Aim: Each entry below is to be written out exactly, and the pictures are to be left out.

Supplied data:
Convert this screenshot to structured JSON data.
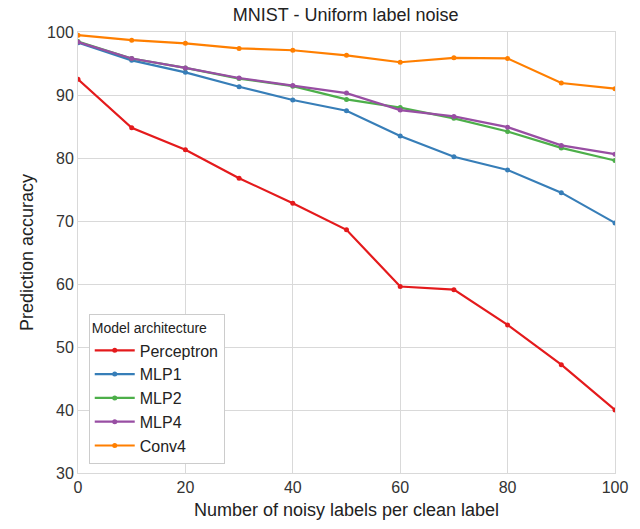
{
  "chart_data": {
    "type": "line",
    "title": "MNIST - Uniform label noise",
    "x_label": "Number of noisy labels per clean label",
    "y_label": "Prediction accuracy",
    "legend_title": "Model architecture",
    "x": [
      0,
      10,
      20,
      30,
      40,
      50,
      60,
      70,
      80,
      90,
      100
    ],
    "series": [
      {
        "name": "Perceptron",
        "color": "#e41a1c",
        "values": [
          92.5,
          84.8,
          81.3,
          76.8,
          72.8,
          68.6,
          59.6,
          59.1,
          53.5,
          47.2,
          40.0
        ]
      },
      {
        "name": "MLP1",
        "color": "#377eb8",
        "values": [
          98.3,
          95.5,
          93.6,
          91.3,
          89.2,
          87.5,
          83.5,
          80.2,
          78.1,
          74.5,
          69.7
        ]
      },
      {
        "name": "MLP2",
        "color": "#4daf4a",
        "values": [
          98.5,
          95.8,
          94.3,
          92.6,
          91.4,
          89.3,
          88.0,
          86.3,
          84.2,
          81.6,
          79.6
        ]
      },
      {
        "name": "MLP4",
        "color": "#984ea3",
        "values": [
          98.4,
          95.8,
          94.3,
          92.7,
          91.5,
          90.3,
          87.6,
          86.6,
          84.9,
          82.0,
          80.6
        ]
      },
      {
        "name": "Conv4",
        "color": "#ff7f00",
        "values": [
          99.5,
          98.7,
          98.2,
          97.4,
          97.1,
          96.3,
          95.2,
          95.9,
          95.8,
          91.9,
          91.0
        ]
      }
    ],
    "xlim": [
      0,
      100
    ],
    "xticks": [
      0,
      20,
      40,
      60,
      80,
      100
    ],
    "ylim": [
      30,
      100
    ],
    "yticks": [
      30,
      40,
      50,
      60,
      70,
      80,
      90,
      100
    ],
    "grid": true,
    "legend": "lower left",
    "marker": "circle",
    "line_style": "solid"
  }
}
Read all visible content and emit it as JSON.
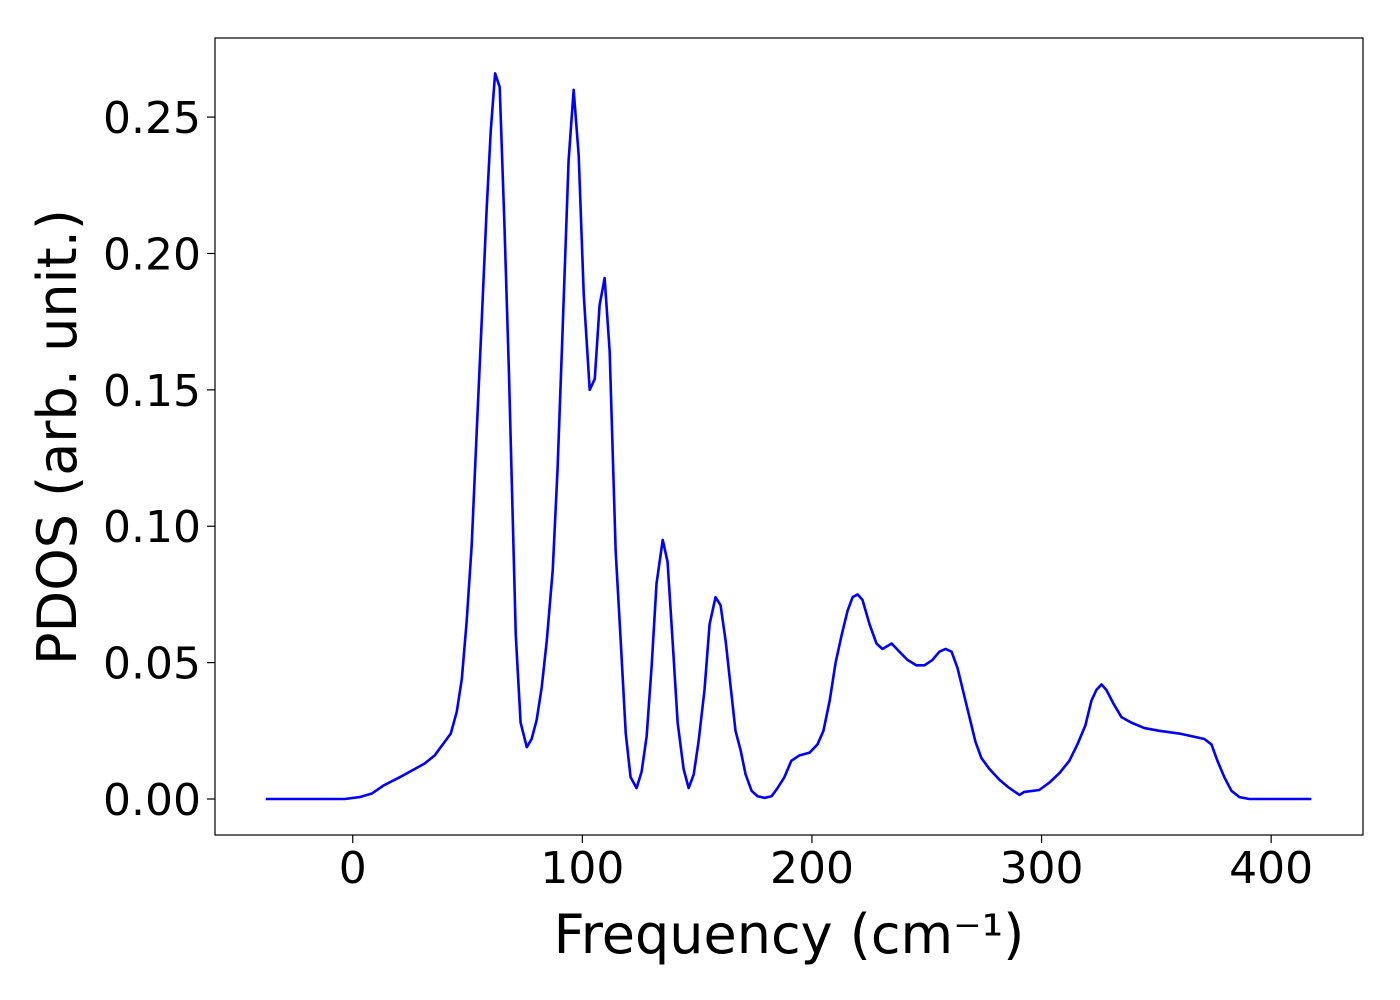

Problem solution:
Convert this screenshot to structured JSON data.
{
  "chart_data": {
    "type": "line",
    "title": "MNIST - Uniform label noise",
    "x_label": "Number of noisy labels per clean label",
    "y_label": "Prediction accuracy",
    "legend_title": "Model architecture",
    "x": [
      0,
      10,
      20,
      30,
      40,
      50,
      60,
      70,
      80,
      90,
      100
    ],
    "series": [
      {
        "name": "Perceptron",
        "color": "#e41a1c",
        "values": [
          92.5,
          84.8,
          81.3,
          76.8,
          72.8,
          68.6,
          59.6,
          59.1,
          53.5,
          47.2,
          40.0
        ]
      },
      {
        "name": "MLP1",
        "color": "#377eb8",
        "values": [
          98.3,
          95.5,
          93.6,
          91.3,
          89.2,
          87.5,
          83.5,
          80.2,
          78.1,
          74.5,
          69.7
        ]
      },
      {
        "name": "MLP2",
        "color": "#4daf4a",
        "values": [
          98.5,
          95.8,
          94.3,
          92.6,
          91.4,
          89.3,
          88.0,
          86.3,
          84.2,
          81.6,
          79.6
        ]
      },
      {
        "name": "MLP4",
        "color": "#984ea3",
        "values": [
          98.4,
          95.8,
          94.3,
          92.7,
          91.5,
          90.3,
          87.6,
          86.6,
          84.9,
          82.0,
          80.6
        ]
      },
      {
        "name": "Conv4",
        "color": "#ff7f00",
        "values": [
          99.5,
          98.7,
          98.2,
          97.4,
          97.1,
          96.3,
          95.2,
          95.9,
          95.8,
          91.9,
          91.0
        ]
      }
    ],
    "xlim": [
      0,
      100
    ],
    "xticks": [
      0,
      20,
      40,
      60,
      80,
      100
    ],
    "ylim": [
      30,
      100
    ],
    "yticks": [
      30,
      40,
      50,
      60,
      70,
      80,
      90,
      100
    ],
    "grid": true,
    "legend": "lower left",
    "marker": "circle",
    "line_style": "solid"
  }
}
Read all visible content and emit it as JSON.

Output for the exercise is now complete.